• TASK DATA:
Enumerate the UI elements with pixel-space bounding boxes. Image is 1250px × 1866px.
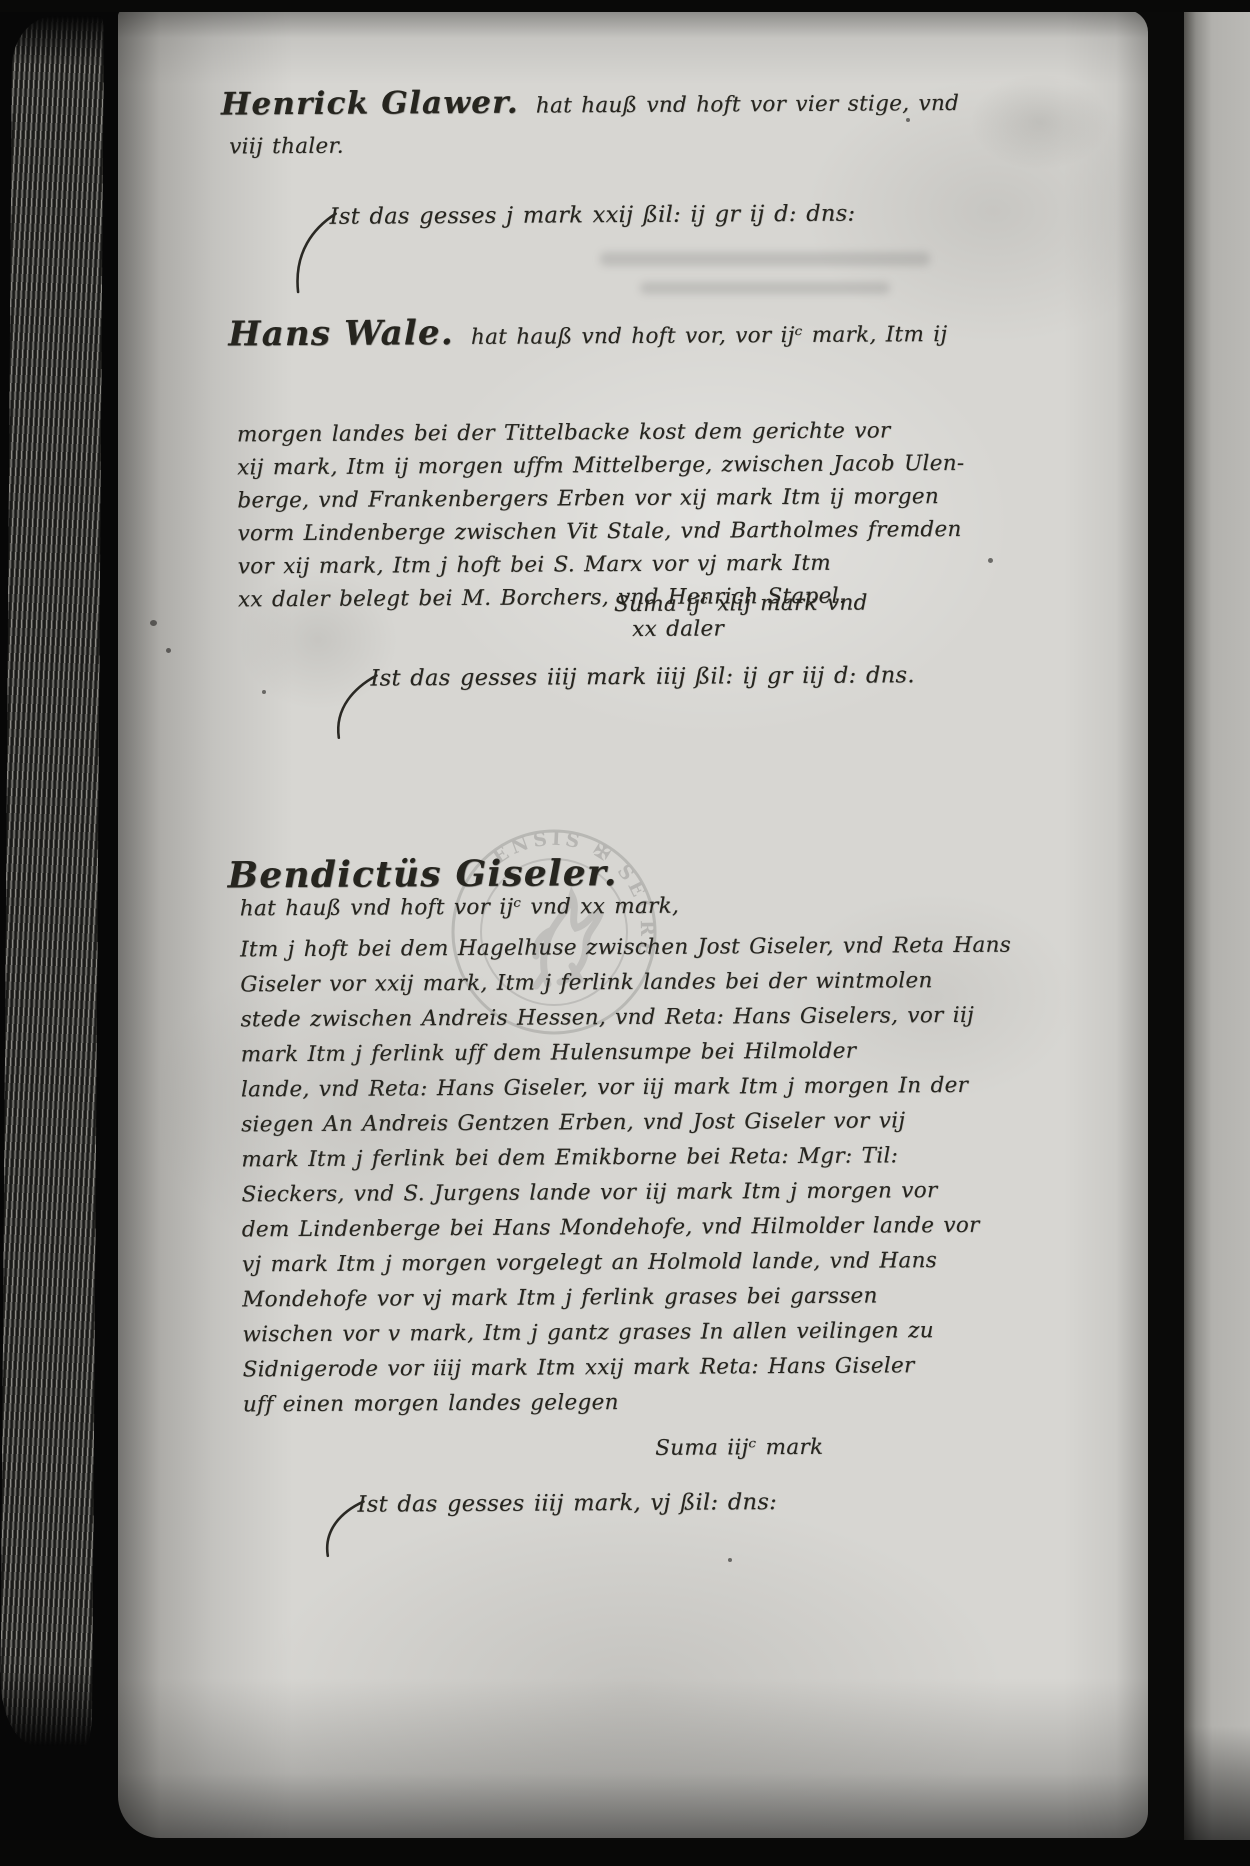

--

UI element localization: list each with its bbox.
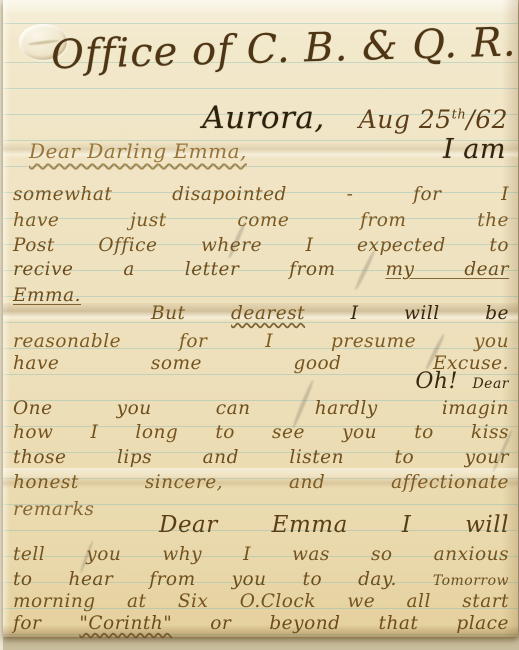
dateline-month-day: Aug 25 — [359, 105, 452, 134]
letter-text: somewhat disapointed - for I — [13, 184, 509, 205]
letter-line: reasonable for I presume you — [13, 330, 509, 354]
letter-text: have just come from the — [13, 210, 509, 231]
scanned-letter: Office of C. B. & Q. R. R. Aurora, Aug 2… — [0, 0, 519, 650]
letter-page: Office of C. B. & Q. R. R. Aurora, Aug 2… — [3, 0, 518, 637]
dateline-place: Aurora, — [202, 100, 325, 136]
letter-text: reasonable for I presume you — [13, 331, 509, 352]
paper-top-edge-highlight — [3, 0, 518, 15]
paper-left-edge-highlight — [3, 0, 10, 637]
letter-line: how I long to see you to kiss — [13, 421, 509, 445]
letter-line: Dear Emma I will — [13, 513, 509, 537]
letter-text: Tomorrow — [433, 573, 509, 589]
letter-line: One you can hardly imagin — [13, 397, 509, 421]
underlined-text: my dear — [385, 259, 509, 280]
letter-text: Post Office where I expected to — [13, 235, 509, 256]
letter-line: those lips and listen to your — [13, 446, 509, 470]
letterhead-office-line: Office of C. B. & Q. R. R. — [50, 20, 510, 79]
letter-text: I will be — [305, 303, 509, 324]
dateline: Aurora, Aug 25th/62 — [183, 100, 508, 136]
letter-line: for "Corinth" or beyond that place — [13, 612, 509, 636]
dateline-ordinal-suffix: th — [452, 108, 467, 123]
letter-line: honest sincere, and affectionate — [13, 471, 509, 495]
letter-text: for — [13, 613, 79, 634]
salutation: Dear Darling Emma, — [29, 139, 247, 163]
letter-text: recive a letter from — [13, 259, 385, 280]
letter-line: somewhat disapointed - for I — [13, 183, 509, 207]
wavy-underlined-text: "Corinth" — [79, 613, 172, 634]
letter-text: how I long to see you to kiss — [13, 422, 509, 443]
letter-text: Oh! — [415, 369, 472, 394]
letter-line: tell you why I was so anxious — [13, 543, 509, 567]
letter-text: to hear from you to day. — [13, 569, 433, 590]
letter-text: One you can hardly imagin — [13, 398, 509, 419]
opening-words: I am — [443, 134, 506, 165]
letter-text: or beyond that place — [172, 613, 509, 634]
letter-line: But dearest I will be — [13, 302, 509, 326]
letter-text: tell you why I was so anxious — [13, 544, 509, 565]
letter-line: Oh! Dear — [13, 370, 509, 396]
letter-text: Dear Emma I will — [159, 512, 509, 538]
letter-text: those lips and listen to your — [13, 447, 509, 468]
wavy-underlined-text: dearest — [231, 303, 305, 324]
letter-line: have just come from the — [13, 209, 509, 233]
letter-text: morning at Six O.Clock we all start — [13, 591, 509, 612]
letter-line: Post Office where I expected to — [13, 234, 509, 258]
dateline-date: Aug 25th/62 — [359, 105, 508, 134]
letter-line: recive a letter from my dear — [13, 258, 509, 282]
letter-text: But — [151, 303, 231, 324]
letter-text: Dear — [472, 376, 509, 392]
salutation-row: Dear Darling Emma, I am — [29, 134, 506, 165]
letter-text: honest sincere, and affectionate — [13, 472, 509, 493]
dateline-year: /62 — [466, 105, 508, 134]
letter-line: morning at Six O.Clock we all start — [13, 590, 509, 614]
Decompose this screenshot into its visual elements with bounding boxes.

--

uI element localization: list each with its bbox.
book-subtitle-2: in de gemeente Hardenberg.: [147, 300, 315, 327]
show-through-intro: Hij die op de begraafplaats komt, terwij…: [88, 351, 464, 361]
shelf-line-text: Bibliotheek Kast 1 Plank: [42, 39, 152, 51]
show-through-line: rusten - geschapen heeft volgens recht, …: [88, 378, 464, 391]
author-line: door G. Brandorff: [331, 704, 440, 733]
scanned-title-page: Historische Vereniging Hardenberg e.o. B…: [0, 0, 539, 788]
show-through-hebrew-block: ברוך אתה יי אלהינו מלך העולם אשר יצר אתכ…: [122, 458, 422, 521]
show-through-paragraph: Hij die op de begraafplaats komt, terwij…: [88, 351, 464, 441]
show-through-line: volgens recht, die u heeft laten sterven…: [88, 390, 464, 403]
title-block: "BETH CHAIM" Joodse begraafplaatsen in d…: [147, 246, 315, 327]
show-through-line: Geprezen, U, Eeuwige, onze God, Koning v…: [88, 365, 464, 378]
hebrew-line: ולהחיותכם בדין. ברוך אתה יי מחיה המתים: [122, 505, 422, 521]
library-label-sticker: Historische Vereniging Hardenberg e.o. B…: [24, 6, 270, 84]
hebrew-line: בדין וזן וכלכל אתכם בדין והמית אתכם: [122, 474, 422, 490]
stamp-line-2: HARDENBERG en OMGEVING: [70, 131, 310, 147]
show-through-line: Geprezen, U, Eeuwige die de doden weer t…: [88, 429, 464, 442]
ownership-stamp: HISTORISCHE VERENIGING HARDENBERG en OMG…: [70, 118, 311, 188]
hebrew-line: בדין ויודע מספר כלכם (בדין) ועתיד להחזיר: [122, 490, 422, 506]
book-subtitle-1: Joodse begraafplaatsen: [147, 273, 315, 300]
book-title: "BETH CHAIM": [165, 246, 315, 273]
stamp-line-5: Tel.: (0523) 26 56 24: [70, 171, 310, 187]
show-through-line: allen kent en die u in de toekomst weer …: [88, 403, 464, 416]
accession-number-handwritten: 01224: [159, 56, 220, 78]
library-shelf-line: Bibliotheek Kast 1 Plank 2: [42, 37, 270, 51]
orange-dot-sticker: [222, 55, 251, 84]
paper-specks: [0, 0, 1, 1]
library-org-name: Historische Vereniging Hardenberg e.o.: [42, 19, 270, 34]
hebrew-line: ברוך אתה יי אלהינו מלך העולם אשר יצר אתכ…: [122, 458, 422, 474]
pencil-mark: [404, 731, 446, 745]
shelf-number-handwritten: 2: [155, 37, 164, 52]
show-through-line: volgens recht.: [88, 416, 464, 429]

• AIM: Copy every line above that contains the string "through", matching uppercase and lowercase exactly.

• FINAL RESULT:
show-through-intro: Hij die op de begraafplaats komt, terwij…: [88, 351, 464, 361]
show-through-line: rusten - geschapen heeft volgens recht, …: [88, 378, 464, 391]
show-through-hebrew-block: ברוך אתה יי אלהינו מלך העולם אשר יצר אתכ…: [122, 458, 422, 521]
show-through-paragraph: Hij die op de begraafplaats komt, terwij…: [88, 351, 464, 441]
show-through-line: volgens recht, die u heeft laten sterven…: [88, 390, 464, 403]
show-through-line: Geprezen, U, Eeuwige, onze God, Koning v…: [88, 365, 464, 378]
show-through-line: Geprezen, U, Eeuwige die de doden weer t…: [88, 429, 464, 442]
show-through-line: allen kent en die u in de toekomst weer …: [88, 403, 464, 416]
show-through-line: volgens recht.: [88, 416, 464, 429]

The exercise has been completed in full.